:: RECORDS TO USE ::
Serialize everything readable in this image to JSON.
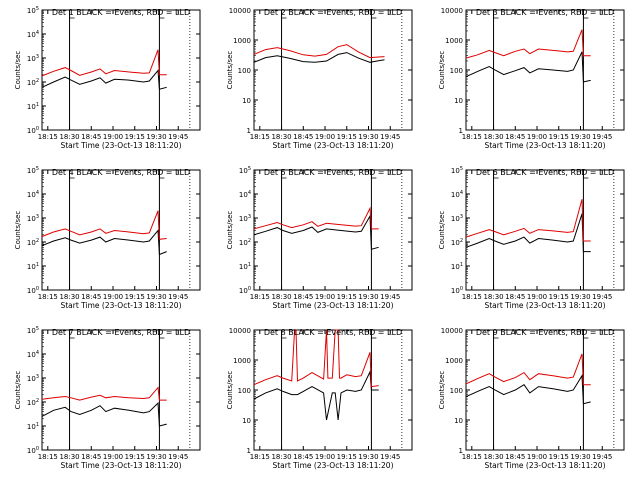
{
  "figure": {
    "title_template": "Det {n} BLACK = Events, RED = LLD",
    "xlabel": "Start Time (23-Oct-13 18:11:20)",
    "ylabel": "Counts/sec",
    "colors": {
      "events": "#000000",
      "lld": "#e00000"
    }
  },
  "chart_data": [
    {
      "type": "line",
      "panel": 1,
      "title": "Det 1 BLACK = Events, RED = LLD",
      "xlabel": "Start Time (23-Oct-13 18:11:20)",
      "ylabel": "Counts/sec",
      "y_scale": "log",
      "ylim": [
        1,
        100000
      ],
      "y_tick_labels": [
        "10^0",
        "10^1",
        "10^2",
        "10^3",
        "10^4",
        "10^5"
      ],
      "x_tick_labels": [
        "18:15",
        "18:30",
        "18:45",
        "19:00",
        "19:15",
        "19:30",
        "19:45"
      ],
      "x_ticks_min": [
        0,
        15,
        30,
        45,
        60,
        75,
        90
      ],
      "xlim_min": [
        -4,
        105
      ],
      "vlines_solid_min": [
        15,
        77
      ],
      "vlines_dotted_min": [
        98
      ],
      "series": [
        {
          "key": "events",
          "x_min": [
            -4,
            4,
            12,
            16,
            22,
            30,
            36,
            40,
            46,
            56,
            66,
            70,
            76,
            77,
            82
          ],
          "values": [
            60,
            100,
            160,
            120,
            80,
            110,
            150,
            90,
            130,
            120,
            100,
            110,
            300,
            50,
            60
          ]
        },
        {
          "key": "lld",
          "x_min": [
            -4,
            4,
            12,
            16,
            22,
            30,
            36,
            40,
            46,
            56,
            66,
            70,
            76,
            77,
            82
          ],
          "values": [
            180,
            280,
            400,
            300,
            190,
            260,
            350,
            220,
            300,
            260,
            230,
            240,
            2200,
            200,
            200
          ]
        }
      ]
    },
    {
      "type": "line",
      "panel": 2,
      "title": "Det 2 BLACK = Events, RED = LLD",
      "xlabel": "Start Time (23-Oct-13 18:11:20)",
      "ylabel": "Counts/sec",
      "y_scale": "log",
      "ylim": [
        1,
        10000
      ],
      "y_tick_labels": [
        "1",
        "10",
        "100",
        "1000",
        "10000"
      ],
      "x_tick_labels": [
        "18:15",
        "18:30",
        "18:45",
        "19:00",
        "19:15",
        "19:30",
        "19:45"
      ],
      "x_ticks_min": [
        0,
        15,
        30,
        45,
        60,
        75,
        90
      ],
      "xlim_min": [
        -4,
        105
      ],
      "vlines_solid_min": [
        15,
        77
      ],
      "vlines_dotted_min": [
        98
      ],
      "series": [
        {
          "key": "events",
          "x_min": [
            -4,
            4,
            12,
            20,
            30,
            38,
            46,
            54,
            60,
            68,
            76,
            86
          ],
          "values": [
            180,
            260,
            300,
            250,
            190,
            180,
            200,
            330,
            380,
            250,
            180,
            220
          ]
        },
        {
          "key": "lld",
          "x_min": [
            -4,
            4,
            12,
            20,
            30,
            38,
            46,
            54,
            60,
            68,
            76,
            86
          ],
          "values": [
            330,
            480,
            560,
            450,
            320,
            290,
            330,
            600,
            700,
            400,
            260,
            280
          ]
        }
      ]
    },
    {
      "type": "line",
      "panel": 3,
      "title": "Det 3 BLACK = Events, RED = LLD",
      "xlabel": "Start Time (23-Oct-13 18:11:20)",
      "ylabel": "Counts/sec",
      "y_scale": "log",
      "ylim": [
        1,
        10000
      ],
      "y_tick_labels": [
        "1",
        "10",
        "100",
        "1000",
        "10000"
      ],
      "x_tick_labels": [
        "18:15",
        "18:30",
        "18:45",
        "19:00",
        "19:15",
        "19:30",
        "19:45"
      ],
      "x_ticks_min": [
        0,
        15,
        30,
        45,
        60,
        75,
        90
      ],
      "xlim_min": [
        -4,
        105
      ],
      "vlines_solid_min": [
        15,
        77
      ],
      "vlines_dotted_min": [
        98
      ],
      "series": [
        {
          "key": "events",
          "x_min": [
            -4,
            4,
            12,
            16,
            22,
            30,
            36,
            40,
            46,
            56,
            66,
            70,
            76,
            77,
            82
          ],
          "values": [
            60,
            90,
            130,
            100,
            70,
            95,
            120,
            80,
            110,
            100,
            90,
            100,
            400,
            40,
            45
          ]
        },
        {
          "key": "lld",
          "x_min": [
            -4,
            4,
            12,
            16,
            22,
            30,
            36,
            40,
            46,
            56,
            66,
            70,
            76,
            77,
            82
          ],
          "values": [
            250,
            320,
            450,
            380,
            300,
            420,
            500,
            350,
            500,
            450,
            400,
            420,
            2200,
            300,
            300
          ]
        }
      ]
    },
    {
      "type": "line",
      "panel": 4,
      "title": "Det 4 BLACK = Events, RED = LLD",
      "xlabel": "Start Time (23-Oct-13 18:11:20)",
      "ylabel": "Counts/sec",
      "y_scale": "log",
      "ylim": [
        1,
        100000
      ],
      "y_tick_labels": [
        "10^0",
        "10^1",
        "10^2",
        "10^3",
        "10^4",
        "10^5"
      ],
      "x_tick_labels": [
        "18:15",
        "18:30",
        "18:45",
        "19:00",
        "19:15",
        "19:30",
        "19:45"
      ],
      "x_ticks_min": [
        0,
        15,
        30,
        45,
        60,
        75,
        90
      ],
      "xlim_min": [
        -4,
        105
      ],
      "vlines_solid_min": [
        15,
        77
      ],
      "vlines_dotted_min": [
        98
      ],
      "series": [
        {
          "key": "events",
          "x_min": [
            -4,
            4,
            12,
            16,
            22,
            30,
            36,
            40,
            46,
            56,
            66,
            70,
            76,
            77,
            82
          ],
          "values": [
            70,
            110,
            150,
            120,
            90,
            120,
            160,
            100,
            140,
            120,
            100,
            110,
            300,
            30,
            40
          ]
        },
        {
          "key": "lld",
          "x_min": [
            -4,
            4,
            12,
            16,
            22,
            30,
            36,
            40,
            46,
            56,
            66,
            70,
            76,
            77,
            82
          ],
          "values": [
            170,
            260,
            350,
            280,
            200,
            260,
            350,
            230,
            300,
            260,
            220,
            240,
            2000,
            130,
            140
          ]
        }
      ]
    },
    {
      "type": "line",
      "panel": 5,
      "title": "Det 5 BLACK = Events, RED = LLD",
      "xlabel": "Start Time (23-Oct-13 18:11:20)",
      "ylabel": "Counts/sec",
      "y_scale": "log",
      "ylim": [
        1,
        100000
      ],
      "y_tick_labels": [
        "10^0",
        "10^1",
        "10^2",
        "10^3",
        "10^4",
        "10^5"
      ],
      "x_tick_labels": [
        "18:15",
        "18:30",
        "18:45",
        "19:00",
        "19:15",
        "19:30",
        "19:45"
      ],
      "x_ticks_min": [
        0,
        15,
        30,
        45,
        60,
        75,
        90
      ],
      "xlim_min": [
        -4,
        105
      ],
      "vlines_solid_min": [
        15,
        77
      ],
      "vlines_dotted_min": [
        98
      ],
      "series": [
        {
          "key": "events",
          "x_min": [
            -4,
            4,
            12,
            16,
            22,
            30,
            36,
            40,
            46,
            56,
            66,
            70,
            76,
            77,
            82
          ],
          "values": [
            200,
            280,
            400,
            300,
            230,
            300,
            420,
            250,
            350,
            300,
            260,
            280,
            1200,
            50,
            60
          ]
        },
        {
          "key": "lld",
          "x_min": [
            -4,
            4,
            12,
            16,
            22,
            30,
            36,
            40,
            46,
            56,
            66,
            70,
            76,
            77,
            82
          ],
          "values": [
            350,
            480,
            650,
            520,
            400,
            520,
            700,
            450,
            600,
            520,
            460,
            480,
            2500,
            350,
            350
          ]
        }
      ]
    },
    {
      "type": "line",
      "panel": 6,
      "title": "Det 6 BLACK = Events, RED = LLD",
      "xlabel": "Start Time (23-Oct-13 18:11:20)",
      "ylabel": "Counts/sec",
      "y_scale": "log",
      "ylim": [
        1,
        100000
      ],
      "y_tick_labels": [
        "10^0",
        "10^1",
        "10^2",
        "10^3",
        "10^4",
        "10^5"
      ],
      "x_tick_labels": [
        "18:15",
        "18:30",
        "18:45",
        "19:00",
        "19:15",
        "19:30",
        "19:45"
      ],
      "x_ticks_min": [
        0,
        15,
        30,
        45,
        60,
        75,
        90
      ],
      "xlim_min": [
        -4,
        105
      ],
      "vlines_solid_min": [
        15,
        77
      ],
      "vlines_dotted_min": [
        98
      ],
      "series": [
        {
          "key": "events",
          "x_min": [
            -4,
            4,
            12,
            16,
            22,
            30,
            36,
            40,
            46,
            56,
            66,
            70,
            76,
            77,
            82
          ],
          "values": [
            60,
            90,
            140,
            110,
            80,
            110,
            160,
            90,
            140,
            120,
            100,
            110,
            1500,
            40,
            40
          ]
        },
        {
          "key": "lld",
          "x_min": [
            -4,
            4,
            12,
            16,
            22,
            30,
            36,
            40,
            46,
            56,
            66,
            70,
            76,
            77,
            82
          ],
          "values": [
            160,
            230,
            330,
            270,
            200,
            280,
            370,
            230,
            330,
            290,
            250,
            270,
            6000,
            110,
            110
          ]
        }
      ]
    },
    {
      "type": "line",
      "panel": 7,
      "title": "Det 7 BLACK = Events, RED = LLD",
      "xlabel": "Start Time (23-Oct-13 18:11:20)",
      "ylabel": "Counts/sec",
      "y_scale": "log",
      "ylim": [
        1,
        100000
      ],
      "y_tick_labels": [
        "10^0",
        "10^1",
        "10^2",
        "10^3",
        "10^4",
        "10^5"
      ],
      "x_tick_labels": [
        "18:15",
        "18:30",
        "18:45",
        "19:00",
        "19:15",
        "19:30",
        "19:45"
      ],
      "x_ticks_min": [
        0,
        15,
        30,
        45,
        60,
        75,
        90
      ],
      "xlim_min": [
        -4,
        105
      ],
      "vlines_solid_min": [
        15,
        77
      ],
      "vlines_dotted_min": [
        98
      ],
      "series": [
        {
          "key": "events",
          "x_min": [
            -4,
            4,
            12,
            16,
            22,
            30,
            36,
            40,
            46,
            56,
            66,
            70,
            76,
            77,
            82
          ],
          "values": [
            25,
            45,
            60,
            40,
            30,
            45,
            70,
            40,
            55,
            45,
            35,
            40,
            90,
            10,
            12
          ]
        },
        {
          "key": "lld",
          "x_min": [
            -4,
            4,
            12,
            16,
            22,
            30,
            36,
            40,
            46,
            56,
            66,
            70,
            76,
            77,
            82
          ],
          "values": [
            130,
            150,
            170,
            150,
            120,
            160,
            190,
            150,
            170,
            150,
            140,
            150,
            400,
            120,
            120
          ]
        }
      ]
    },
    {
      "type": "line",
      "panel": 8,
      "title": "Det 8 BLACK = Events, RED = LLD",
      "xlabel": "Start Time (23-Oct-13 18:11:20)",
      "ylabel": "Counts/sec",
      "y_scale": "log",
      "ylim": [
        1,
        10000
      ],
      "y_tick_labels": [
        "1",
        "10",
        "100",
        "1000",
        "10000"
      ],
      "x_tick_labels": [
        "18:15",
        "18:30",
        "18:45",
        "19:00",
        "19:15",
        "19:30",
        "19:45"
      ],
      "x_ticks_min": [
        0,
        15,
        30,
        45,
        60,
        75,
        90
      ],
      "xlim_min": [
        -4,
        105
      ],
      "vlines_solid_min": [
        15,
        77
      ],
      "vlines_dotted_min": [
        98
      ],
      "series": [
        {
          "key": "events",
          "x_min": [
            -4,
            4,
            12,
            16,
            22,
            24,
            26,
            30,
            36,
            44,
            46,
            50,
            52,
            54,
            56,
            60,
            66,
            70,
            76,
            77,
            82
          ],
          "values": [
            50,
            80,
            110,
            90,
            70,
            70,
            70,
            90,
            130,
            80,
            10,
            80,
            80,
            10,
            80,
            100,
            90,
            100,
            400,
            100,
            100
          ]
        },
        {
          "key": "lld",
          "x_min": [
            -4,
            4,
            12,
            16,
            22,
            24,
            25,
            26,
            30,
            36,
            44,
            46,
            47,
            50,
            52,
            54,
            55,
            56,
            60,
            66,
            70,
            76,
            77,
            82
          ],
          "values": [
            150,
            220,
            300,
            250,
            200,
            10000,
            10000,
            200,
            250,
            380,
            230,
            10000,
            250,
            250,
            10000,
            10000,
            250,
            250,
            320,
            280,
            300,
            1800,
            130,
            140
          ]
        }
      ]
    },
    {
      "type": "line",
      "panel": 9,
      "title": "Det 9 BLACK = Events, RED = LLD",
      "xlabel": "Start Time (23-Oct-13 18:11:20)",
      "ylabel": "Counts/sec",
      "y_scale": "log",
      "ylim": [
        1,
        10000
      ],
      "y_tick_labels": [
        "1",
        "10",
        "100",
        "1000",
        "10000"
      ],
      "x_tick_labels": [
        "18:15",
        "18:30",
        "18:45",
        "19:00",
        "19:15",
        "19:30",
        "19:45"
      ],
      "x_ticks_min": [
        0,
        15,
        30,
        45,
        60,
        75,
        90
      ],
      "xlim_min": [
        -4,
        105
      ],
      "vlines_solid_min": [
        15,
        77
      ],
      "vlines_dotted_min": [
        98
      ],
      "series": [
        {
          "key": "events",
          "x_min": [
            -4,
            4,
            12,
            16,
            22,
            30,
            36,
            40,
            46,
            56,
            66,
            70,
            76,
            77,
            82
          ],
          "values": [
            60,
            90,
            130,
            100,
            70,
            100,
            150,
            80,
            130,
            110,
            90,
            100,
            300,
            35,
            40
          ]
        },
        {
          "key": "lld",
          "x_min": [
            -4,
            4,
            12,
            16,
            22,
            30,
            36,
            40,
            46,
            56,
            66,
            70,
            76,
            77,
            82
          ],
          "values": [
            160,
            240,
            350,
            270,
            190,
            260,
            380,
            220,
            350,
            300,
            250,
            270,
            1600,
            150,
            150
          ]
        }
      ]
    }
  ]
}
:::
[WHAT YOU ARE ASKED TO DO]: Search the data above for the string "panel" and copy each line that has it.

[ANSWER TO THE EXERCISE]:
      "panel": 1,
      "panel": 2,
      "panel": 3,
      "panel": 4,
      "panel": 5,
      "panel": 6,
      "panel": 7,
      "panel": 8,
      "panel": 9,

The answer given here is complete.